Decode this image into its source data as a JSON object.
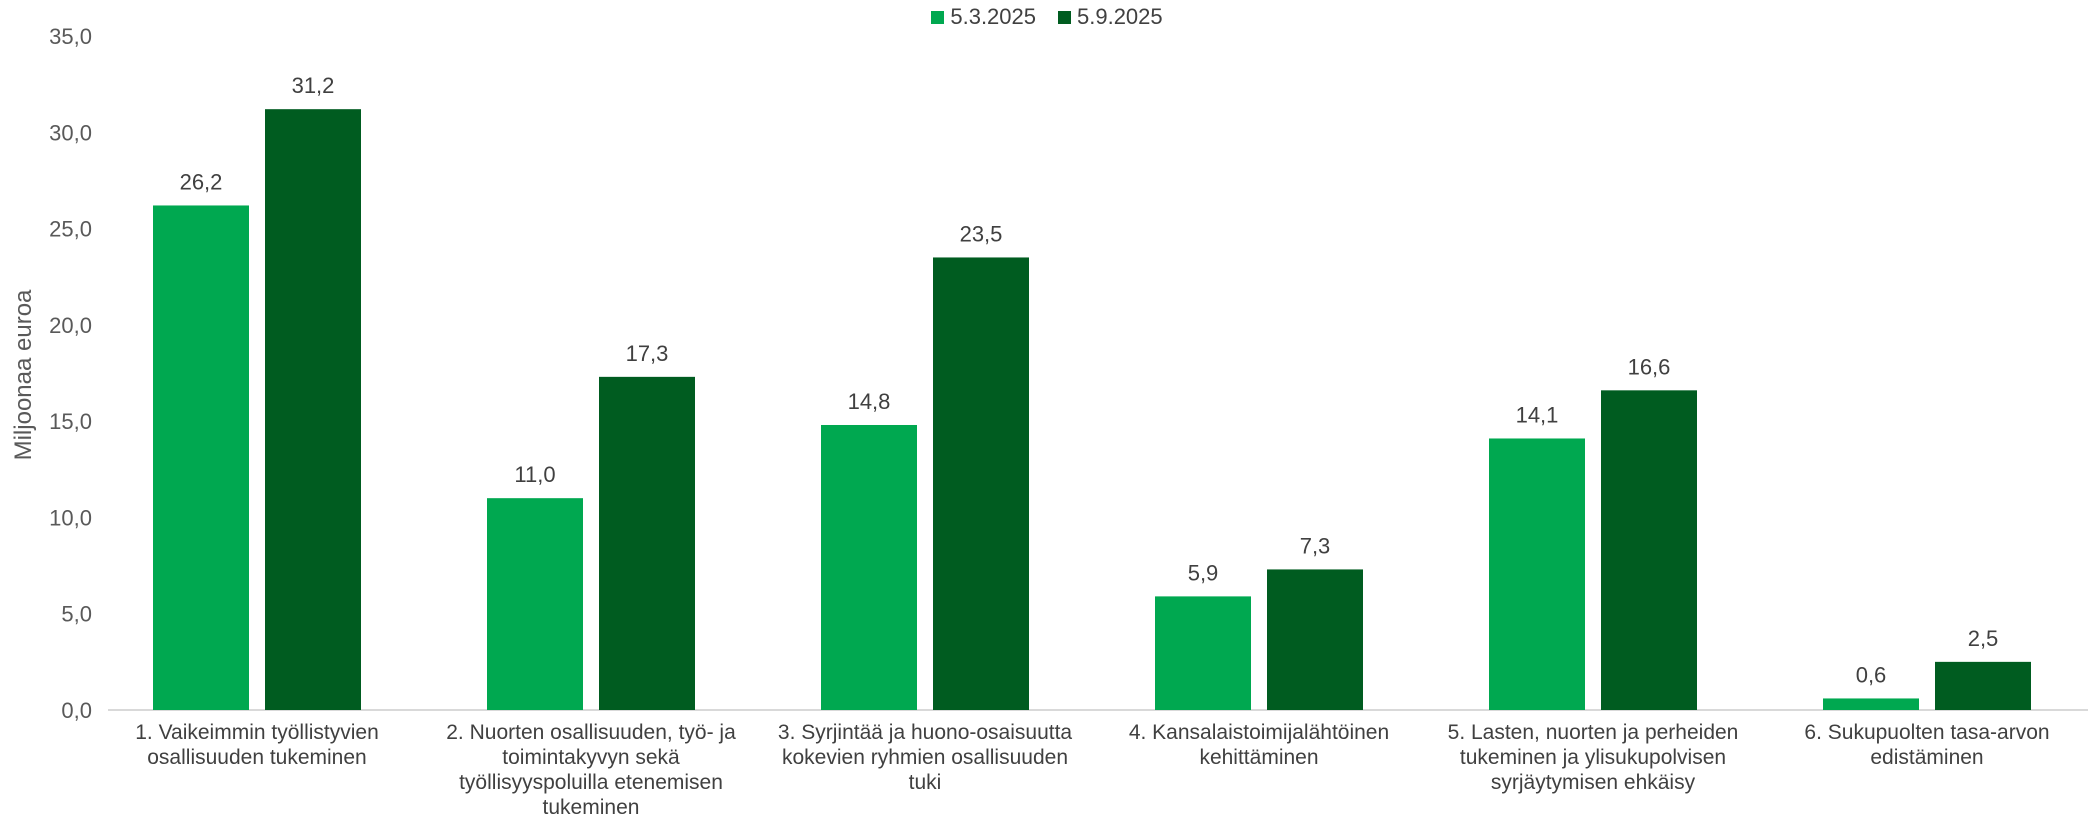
{
  "colors": {
    "series1": "#00A850",
    "series2": "#005C20",
    "axis": "#D9D9D9",
    "text": "#404040"
  },
  "chart_data": {
    "type": "bar",
    "ylabel": "Miljoonaa euroa",
    "ylim": [
      0,
      35
    ],
    "yticks": [
      "0,0",
      "5,0",
      "10,0",
      "15,0",
      "20,0",
      "25,0",
      "30,0",
      "35,0"
    ],
    "grid": false,
    "legend_position": "top-center",
    "categories": [
      "1. Vaikeimmin työllistyvien osallisuuden tukeminen",
      "2. Nuorten osallisuuden, työ- ja toimintakyvyn sekä työllisyyspoluilla etenemisen tukeminen",
      "3. Syrjintää ja huono-osaisuutta kokevien ryhmien osallisuuden tuki",
      "4. Kansalaistoimijalähtöinen kehittäminen",
      "5. Lasten, nuorten ja perheiden tukeminen ja ylisukupolvisen syrjäytymisen ehkäisy",
      "6. Sukupuolten tasa-arvon edistäminen"
    ],
    "series": [
      {
        "name": "5.3.2025",
        "values": [
          26.2,
          11.0,
          14.8,
          5.9,
          14.1,
          0.6
        ],
        "labels": [
          "26,2",
          "11,0",
          "14,8",
          "5,9",
          "14,1",
          "0,6"
        ]
      },
      {
        "name": "5.9.2025",
        "values": [
          31.2,
          17.3,
          23.5,
          7.3,
          16.6,
          2.5
        ],
        "labels": [
          "31,2",
          "17,3",
          "23,5",
          "7,3",
          "16,6",
          "2,5"
        ]
      }
    ]
  }
}
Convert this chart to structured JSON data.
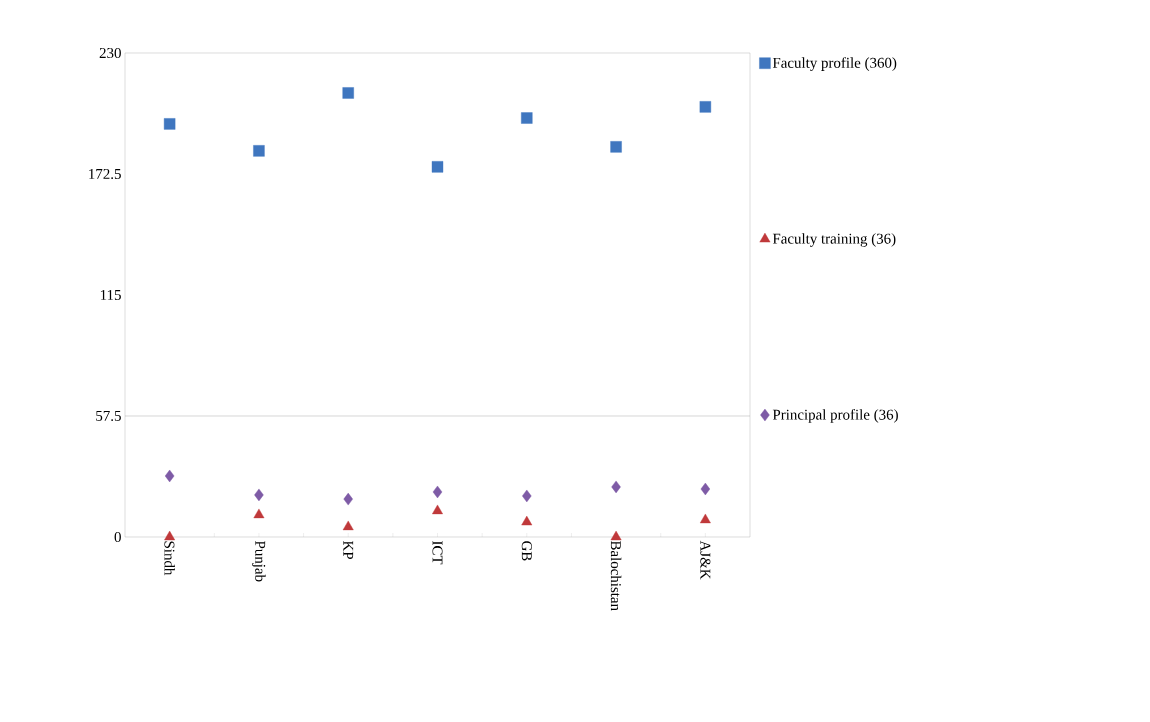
{
  "chart_data": {
    "type": "scatter",
    "categories": [
      "Sindh",
      "Punjab",
      "KP",
      "ICT",
      "GB",
      "Balochistan",
      "AJ&K"
    ],
    "series": [
      {
        "name": "Faculty profile (360)",
        "color": "#3f76bf",
        "marker": "square",
        "values": [
          196.3,
          183.5,
          211,
          175.9,
          199.1,
          185.4,
          204.4
        ]
      },
      {
        "name": "Faculty training (36)",
        "color": "#c0393b",
        "marker": "triangle",
        "values": [
          0,
          10.5,
          4.8,
          12.4,
          7.1,
          0,
          8.1
        ]
      },
      {
        "name": "Principal profile (36)",
        "color": "#7e5ba6",
        "marker": "diamond",
        "values": [
          29,
          20,
          18,
          21.4,
          19.5,
          23.8,
          22.8
        ]
      }
    ],
    "ylim": [
      0,
      230
    ],
    "yticks": [
      0,
      57.5,
      115,
      172.5,
      230
    ],
    "ref_lines": [
      {
        "axis": "y",
        "value": 57.5,
        "color": "#9a9a9a"
      }
    ],
    "legend": "right"
  }
}
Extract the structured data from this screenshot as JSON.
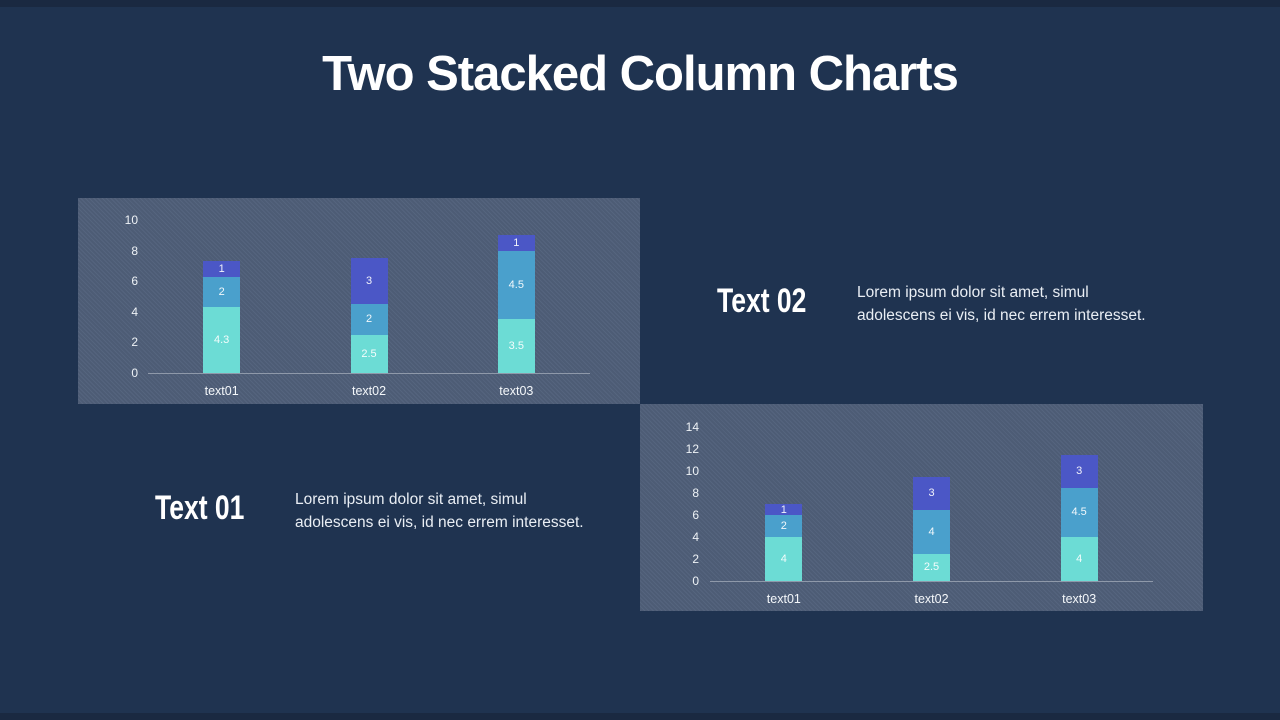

____________

** WORK TO DO **
How many of the lines in the listing above hold the word "name"? Report only that figure.

** THE OUTPUT **
5